_Exercise brief_
Go through the entries below and copy each line containing the word "Size".

[Extracted data entries]
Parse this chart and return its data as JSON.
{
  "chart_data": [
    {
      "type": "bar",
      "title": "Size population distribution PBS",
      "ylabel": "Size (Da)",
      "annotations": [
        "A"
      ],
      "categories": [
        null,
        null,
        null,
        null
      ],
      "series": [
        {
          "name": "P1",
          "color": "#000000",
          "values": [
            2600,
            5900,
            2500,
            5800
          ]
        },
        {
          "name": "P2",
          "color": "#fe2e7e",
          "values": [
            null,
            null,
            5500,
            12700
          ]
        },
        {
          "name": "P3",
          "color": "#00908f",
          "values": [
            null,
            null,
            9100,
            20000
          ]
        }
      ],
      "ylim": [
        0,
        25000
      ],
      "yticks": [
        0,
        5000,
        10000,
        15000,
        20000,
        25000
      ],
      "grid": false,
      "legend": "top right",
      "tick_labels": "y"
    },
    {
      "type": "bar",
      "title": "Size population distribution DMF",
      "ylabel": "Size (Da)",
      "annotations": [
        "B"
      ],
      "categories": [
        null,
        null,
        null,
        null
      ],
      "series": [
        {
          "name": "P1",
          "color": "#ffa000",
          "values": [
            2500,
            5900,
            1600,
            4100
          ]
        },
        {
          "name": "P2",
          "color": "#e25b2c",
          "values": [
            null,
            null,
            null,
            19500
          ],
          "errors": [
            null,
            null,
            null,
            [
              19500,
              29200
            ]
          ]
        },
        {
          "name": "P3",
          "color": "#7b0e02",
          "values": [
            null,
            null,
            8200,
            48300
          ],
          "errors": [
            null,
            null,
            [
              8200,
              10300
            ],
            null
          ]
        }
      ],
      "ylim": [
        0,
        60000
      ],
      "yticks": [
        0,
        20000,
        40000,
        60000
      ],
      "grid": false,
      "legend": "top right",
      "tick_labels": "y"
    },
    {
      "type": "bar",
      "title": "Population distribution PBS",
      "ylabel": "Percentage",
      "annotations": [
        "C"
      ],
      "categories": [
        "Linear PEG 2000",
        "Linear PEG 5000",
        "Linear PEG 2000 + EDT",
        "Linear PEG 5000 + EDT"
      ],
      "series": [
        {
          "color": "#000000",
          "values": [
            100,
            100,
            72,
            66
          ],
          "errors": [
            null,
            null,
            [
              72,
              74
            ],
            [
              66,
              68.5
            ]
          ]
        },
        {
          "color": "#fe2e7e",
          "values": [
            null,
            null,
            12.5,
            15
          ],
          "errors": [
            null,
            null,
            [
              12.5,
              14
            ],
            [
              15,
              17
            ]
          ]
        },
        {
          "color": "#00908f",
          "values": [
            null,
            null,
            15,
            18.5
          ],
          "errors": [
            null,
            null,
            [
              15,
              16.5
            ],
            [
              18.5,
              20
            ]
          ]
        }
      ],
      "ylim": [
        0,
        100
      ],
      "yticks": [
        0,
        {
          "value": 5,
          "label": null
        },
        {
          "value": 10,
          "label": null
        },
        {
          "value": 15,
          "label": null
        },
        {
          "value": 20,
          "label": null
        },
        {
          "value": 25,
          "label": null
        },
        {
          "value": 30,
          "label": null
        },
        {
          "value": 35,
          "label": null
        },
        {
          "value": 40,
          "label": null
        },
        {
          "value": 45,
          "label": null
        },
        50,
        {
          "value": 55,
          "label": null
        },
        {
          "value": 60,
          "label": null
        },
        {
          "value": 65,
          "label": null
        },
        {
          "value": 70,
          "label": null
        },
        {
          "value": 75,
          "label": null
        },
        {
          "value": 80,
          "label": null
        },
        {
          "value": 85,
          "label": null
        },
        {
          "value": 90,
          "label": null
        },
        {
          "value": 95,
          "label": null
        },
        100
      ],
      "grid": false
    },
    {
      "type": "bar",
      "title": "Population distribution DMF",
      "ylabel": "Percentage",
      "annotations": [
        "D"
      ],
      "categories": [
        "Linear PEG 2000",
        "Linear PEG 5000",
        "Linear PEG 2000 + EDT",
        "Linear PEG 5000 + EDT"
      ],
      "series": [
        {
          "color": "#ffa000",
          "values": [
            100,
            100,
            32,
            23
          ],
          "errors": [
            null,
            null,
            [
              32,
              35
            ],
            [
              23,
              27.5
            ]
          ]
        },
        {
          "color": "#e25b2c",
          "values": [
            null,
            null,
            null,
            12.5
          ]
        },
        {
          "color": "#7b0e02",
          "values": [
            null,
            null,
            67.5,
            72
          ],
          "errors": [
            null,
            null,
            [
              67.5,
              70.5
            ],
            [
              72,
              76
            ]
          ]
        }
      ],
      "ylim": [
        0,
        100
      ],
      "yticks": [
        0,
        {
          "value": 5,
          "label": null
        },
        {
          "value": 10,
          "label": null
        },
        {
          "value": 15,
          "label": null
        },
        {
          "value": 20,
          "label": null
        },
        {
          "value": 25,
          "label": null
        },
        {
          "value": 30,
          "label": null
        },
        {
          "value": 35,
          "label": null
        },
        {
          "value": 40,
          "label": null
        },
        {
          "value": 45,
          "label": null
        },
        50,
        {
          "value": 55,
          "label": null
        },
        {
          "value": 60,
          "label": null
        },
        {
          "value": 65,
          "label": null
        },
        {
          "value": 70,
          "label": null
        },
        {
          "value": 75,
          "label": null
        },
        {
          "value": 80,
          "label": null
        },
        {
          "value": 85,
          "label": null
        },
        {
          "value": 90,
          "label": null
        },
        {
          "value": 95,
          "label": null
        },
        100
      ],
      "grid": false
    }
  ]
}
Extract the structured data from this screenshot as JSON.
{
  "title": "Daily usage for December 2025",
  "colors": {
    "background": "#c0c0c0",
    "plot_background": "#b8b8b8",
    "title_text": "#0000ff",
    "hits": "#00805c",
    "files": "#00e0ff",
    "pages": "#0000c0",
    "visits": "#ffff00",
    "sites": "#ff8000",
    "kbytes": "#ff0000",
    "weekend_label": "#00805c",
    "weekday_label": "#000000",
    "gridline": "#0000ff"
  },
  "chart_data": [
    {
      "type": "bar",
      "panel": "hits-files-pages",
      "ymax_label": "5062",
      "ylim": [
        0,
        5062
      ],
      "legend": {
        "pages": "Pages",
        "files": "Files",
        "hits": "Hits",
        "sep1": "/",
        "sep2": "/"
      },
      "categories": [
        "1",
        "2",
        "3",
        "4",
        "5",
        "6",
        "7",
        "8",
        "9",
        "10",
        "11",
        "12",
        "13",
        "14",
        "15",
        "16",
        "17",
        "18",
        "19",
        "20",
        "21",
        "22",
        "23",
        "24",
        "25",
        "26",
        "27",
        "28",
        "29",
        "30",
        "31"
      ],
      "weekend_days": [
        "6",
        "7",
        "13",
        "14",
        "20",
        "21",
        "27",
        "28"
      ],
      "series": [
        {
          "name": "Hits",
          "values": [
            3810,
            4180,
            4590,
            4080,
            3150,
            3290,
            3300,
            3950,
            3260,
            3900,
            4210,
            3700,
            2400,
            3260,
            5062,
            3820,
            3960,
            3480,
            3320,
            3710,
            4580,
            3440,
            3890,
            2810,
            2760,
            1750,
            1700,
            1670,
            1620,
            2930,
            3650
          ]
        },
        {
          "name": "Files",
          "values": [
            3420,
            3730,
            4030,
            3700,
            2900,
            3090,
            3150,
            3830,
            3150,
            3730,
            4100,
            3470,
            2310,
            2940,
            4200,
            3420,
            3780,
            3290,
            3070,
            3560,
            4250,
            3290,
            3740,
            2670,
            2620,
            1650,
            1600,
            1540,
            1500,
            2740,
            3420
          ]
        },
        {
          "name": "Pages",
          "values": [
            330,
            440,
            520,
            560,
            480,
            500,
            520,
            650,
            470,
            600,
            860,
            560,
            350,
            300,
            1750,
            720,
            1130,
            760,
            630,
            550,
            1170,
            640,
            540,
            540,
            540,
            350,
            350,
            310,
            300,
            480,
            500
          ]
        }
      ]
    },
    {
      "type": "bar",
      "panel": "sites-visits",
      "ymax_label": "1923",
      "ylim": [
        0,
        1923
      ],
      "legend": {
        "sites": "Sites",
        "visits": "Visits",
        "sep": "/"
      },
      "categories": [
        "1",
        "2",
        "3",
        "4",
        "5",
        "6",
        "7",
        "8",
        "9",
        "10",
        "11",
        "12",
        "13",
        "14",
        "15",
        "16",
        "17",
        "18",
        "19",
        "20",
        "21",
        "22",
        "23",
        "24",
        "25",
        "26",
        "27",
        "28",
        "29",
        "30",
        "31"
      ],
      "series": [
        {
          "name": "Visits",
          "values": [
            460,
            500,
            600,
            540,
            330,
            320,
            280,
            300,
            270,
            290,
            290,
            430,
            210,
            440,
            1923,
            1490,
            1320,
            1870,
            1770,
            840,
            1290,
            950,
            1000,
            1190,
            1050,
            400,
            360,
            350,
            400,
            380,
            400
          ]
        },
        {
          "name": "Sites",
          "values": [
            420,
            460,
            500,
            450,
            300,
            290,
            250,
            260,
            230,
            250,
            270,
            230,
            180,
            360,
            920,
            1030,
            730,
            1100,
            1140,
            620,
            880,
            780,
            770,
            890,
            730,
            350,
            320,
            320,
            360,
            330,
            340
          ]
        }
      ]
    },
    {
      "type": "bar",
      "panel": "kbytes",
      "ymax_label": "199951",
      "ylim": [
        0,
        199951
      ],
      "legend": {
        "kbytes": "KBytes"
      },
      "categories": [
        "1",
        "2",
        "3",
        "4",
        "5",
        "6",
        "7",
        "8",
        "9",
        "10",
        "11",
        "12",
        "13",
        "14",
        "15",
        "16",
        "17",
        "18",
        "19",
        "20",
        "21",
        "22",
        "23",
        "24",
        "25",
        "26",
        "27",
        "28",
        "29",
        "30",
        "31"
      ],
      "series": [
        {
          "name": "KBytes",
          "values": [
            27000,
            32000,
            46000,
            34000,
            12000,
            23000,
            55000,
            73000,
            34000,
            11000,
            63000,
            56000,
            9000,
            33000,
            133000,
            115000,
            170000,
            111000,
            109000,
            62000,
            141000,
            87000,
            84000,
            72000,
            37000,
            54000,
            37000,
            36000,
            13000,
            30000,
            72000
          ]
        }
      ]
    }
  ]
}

_Solution for this task_
      "title": "Size population distribution PBS",
      "ylabel": "Size (Da)",
      "title": "Size population distribution DMF",
      "ylabel": "Size (Da)",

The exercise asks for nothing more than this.